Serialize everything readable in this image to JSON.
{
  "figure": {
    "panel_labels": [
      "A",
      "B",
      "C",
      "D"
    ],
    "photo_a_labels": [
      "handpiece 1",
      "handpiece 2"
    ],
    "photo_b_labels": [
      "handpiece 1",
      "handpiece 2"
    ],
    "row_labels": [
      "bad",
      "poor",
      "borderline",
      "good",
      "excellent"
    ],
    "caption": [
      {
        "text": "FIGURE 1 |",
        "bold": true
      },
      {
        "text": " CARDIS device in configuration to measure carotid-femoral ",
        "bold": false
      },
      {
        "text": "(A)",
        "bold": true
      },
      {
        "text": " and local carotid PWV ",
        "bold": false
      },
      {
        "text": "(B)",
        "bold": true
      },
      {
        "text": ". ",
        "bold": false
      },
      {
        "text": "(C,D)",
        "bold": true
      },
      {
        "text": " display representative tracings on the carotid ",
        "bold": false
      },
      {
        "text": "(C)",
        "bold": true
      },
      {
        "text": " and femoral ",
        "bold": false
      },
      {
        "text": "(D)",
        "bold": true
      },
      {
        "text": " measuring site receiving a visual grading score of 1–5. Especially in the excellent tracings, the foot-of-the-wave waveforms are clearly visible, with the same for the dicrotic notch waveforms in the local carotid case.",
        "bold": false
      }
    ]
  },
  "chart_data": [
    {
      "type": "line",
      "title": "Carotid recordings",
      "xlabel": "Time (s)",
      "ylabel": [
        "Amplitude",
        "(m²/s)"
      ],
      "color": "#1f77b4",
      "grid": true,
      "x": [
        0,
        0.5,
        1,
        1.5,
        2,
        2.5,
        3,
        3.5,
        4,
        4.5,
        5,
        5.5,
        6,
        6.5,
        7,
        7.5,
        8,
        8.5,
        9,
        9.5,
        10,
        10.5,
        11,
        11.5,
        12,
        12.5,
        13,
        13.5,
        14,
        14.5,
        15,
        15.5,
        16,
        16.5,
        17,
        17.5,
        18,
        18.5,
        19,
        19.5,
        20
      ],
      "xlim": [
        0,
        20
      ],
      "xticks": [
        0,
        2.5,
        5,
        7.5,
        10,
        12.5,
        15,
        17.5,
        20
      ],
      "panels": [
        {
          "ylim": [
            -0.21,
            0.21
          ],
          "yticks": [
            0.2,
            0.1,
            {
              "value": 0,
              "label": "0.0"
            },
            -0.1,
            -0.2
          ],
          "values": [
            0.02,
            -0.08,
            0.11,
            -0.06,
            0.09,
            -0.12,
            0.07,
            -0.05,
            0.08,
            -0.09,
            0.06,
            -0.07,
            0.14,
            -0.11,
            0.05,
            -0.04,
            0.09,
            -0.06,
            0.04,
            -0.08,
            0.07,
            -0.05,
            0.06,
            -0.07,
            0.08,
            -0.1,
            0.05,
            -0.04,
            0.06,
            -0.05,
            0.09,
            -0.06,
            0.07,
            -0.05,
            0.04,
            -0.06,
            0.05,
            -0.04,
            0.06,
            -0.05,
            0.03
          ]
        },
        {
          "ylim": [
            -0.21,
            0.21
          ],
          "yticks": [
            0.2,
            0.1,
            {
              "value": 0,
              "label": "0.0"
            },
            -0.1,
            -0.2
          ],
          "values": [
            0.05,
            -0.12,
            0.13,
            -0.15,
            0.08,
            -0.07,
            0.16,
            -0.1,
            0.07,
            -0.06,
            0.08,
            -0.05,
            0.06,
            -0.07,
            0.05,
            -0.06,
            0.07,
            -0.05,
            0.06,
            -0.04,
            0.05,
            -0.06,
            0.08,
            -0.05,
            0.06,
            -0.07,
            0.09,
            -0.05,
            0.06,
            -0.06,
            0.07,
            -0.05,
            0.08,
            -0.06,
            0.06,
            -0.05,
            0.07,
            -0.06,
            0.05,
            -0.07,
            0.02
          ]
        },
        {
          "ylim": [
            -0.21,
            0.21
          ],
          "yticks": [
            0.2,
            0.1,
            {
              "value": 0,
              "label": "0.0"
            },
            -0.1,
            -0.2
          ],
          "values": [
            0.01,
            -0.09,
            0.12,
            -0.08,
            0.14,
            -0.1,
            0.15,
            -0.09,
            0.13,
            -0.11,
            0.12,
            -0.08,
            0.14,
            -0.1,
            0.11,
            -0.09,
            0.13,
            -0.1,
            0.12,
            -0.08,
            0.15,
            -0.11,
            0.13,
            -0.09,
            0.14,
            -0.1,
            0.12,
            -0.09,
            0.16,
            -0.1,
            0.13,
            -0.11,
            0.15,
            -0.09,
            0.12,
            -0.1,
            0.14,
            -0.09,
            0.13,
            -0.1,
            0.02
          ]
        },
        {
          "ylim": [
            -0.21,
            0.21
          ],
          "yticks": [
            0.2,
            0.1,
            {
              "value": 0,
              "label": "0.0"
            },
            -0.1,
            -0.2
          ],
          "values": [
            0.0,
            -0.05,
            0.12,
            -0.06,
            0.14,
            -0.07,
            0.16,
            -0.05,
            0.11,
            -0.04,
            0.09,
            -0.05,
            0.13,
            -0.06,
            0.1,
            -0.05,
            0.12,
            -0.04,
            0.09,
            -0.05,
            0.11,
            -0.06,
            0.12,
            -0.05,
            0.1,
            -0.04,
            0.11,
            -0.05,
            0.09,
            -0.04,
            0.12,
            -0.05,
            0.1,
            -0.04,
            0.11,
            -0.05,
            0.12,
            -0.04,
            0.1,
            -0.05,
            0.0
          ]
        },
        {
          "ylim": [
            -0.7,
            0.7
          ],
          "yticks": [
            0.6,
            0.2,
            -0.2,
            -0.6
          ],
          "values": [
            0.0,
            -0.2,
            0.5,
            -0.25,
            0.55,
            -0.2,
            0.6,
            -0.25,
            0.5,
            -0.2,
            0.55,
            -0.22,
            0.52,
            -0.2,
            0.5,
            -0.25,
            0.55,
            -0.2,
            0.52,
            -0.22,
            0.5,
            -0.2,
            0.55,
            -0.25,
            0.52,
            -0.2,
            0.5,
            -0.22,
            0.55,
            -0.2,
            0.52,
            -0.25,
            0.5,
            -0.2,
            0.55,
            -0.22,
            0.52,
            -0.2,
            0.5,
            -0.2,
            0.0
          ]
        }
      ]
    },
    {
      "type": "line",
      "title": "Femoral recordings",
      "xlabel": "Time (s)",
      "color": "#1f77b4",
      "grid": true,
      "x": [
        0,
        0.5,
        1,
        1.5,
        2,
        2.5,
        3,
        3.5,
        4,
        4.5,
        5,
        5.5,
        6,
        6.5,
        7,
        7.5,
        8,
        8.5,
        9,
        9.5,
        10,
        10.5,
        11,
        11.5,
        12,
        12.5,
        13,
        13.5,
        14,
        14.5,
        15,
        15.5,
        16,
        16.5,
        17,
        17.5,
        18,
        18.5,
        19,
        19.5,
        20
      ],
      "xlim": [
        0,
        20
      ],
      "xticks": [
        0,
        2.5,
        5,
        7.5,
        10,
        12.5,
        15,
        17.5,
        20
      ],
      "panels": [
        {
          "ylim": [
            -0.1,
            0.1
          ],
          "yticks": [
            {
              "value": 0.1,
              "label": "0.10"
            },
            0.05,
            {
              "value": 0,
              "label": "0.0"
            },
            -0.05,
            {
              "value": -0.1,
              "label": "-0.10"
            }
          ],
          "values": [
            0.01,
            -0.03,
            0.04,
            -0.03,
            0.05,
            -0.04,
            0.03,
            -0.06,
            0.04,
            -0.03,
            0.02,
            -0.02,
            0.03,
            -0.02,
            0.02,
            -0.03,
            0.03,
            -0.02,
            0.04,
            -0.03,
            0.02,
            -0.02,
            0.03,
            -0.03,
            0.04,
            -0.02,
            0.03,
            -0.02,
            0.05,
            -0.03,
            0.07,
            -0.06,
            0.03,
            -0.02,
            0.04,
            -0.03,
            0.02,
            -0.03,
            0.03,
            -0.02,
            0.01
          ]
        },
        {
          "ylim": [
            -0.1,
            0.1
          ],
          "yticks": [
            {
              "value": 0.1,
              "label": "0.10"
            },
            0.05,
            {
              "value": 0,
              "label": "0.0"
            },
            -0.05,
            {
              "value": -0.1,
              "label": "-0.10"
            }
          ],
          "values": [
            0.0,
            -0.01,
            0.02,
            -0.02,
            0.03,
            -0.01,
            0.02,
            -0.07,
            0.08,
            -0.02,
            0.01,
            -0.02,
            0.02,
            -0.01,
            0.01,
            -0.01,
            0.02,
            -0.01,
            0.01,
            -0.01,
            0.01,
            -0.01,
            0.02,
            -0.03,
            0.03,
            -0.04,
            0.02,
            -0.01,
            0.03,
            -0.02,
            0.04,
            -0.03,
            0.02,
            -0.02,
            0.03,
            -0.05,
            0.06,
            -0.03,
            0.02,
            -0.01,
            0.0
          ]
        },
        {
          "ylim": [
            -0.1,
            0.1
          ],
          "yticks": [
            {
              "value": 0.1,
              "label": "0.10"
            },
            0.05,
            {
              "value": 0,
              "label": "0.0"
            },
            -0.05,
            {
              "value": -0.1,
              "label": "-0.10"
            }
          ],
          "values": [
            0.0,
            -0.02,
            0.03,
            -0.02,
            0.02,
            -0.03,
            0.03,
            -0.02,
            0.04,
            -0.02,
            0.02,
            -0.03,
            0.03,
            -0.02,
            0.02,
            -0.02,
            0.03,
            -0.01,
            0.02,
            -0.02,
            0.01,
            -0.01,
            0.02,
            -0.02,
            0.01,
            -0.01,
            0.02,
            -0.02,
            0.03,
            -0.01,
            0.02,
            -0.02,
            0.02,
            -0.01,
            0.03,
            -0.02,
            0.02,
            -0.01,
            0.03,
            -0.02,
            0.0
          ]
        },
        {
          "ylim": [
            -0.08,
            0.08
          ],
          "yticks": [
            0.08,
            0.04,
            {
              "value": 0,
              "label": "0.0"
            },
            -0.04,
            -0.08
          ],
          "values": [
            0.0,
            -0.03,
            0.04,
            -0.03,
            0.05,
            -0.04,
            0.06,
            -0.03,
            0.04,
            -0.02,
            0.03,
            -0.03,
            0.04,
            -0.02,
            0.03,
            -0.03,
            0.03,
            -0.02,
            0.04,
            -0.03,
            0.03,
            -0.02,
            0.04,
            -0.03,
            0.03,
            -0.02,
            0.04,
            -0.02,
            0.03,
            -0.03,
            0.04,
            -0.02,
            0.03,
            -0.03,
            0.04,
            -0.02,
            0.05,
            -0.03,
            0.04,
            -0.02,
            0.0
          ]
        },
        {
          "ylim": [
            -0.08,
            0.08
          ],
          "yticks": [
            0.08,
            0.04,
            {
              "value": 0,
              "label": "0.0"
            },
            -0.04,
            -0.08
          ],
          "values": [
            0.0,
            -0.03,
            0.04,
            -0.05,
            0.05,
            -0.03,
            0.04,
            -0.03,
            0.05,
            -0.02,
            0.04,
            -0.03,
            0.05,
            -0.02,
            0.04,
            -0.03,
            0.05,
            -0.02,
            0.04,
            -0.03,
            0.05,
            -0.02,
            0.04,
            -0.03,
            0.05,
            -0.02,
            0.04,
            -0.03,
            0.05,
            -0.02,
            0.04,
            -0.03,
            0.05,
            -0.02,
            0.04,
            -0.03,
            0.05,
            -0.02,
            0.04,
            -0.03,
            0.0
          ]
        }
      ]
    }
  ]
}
-----
Work to complete:
Provide only the count of lines in the data above that include the string "local".

Solution:
2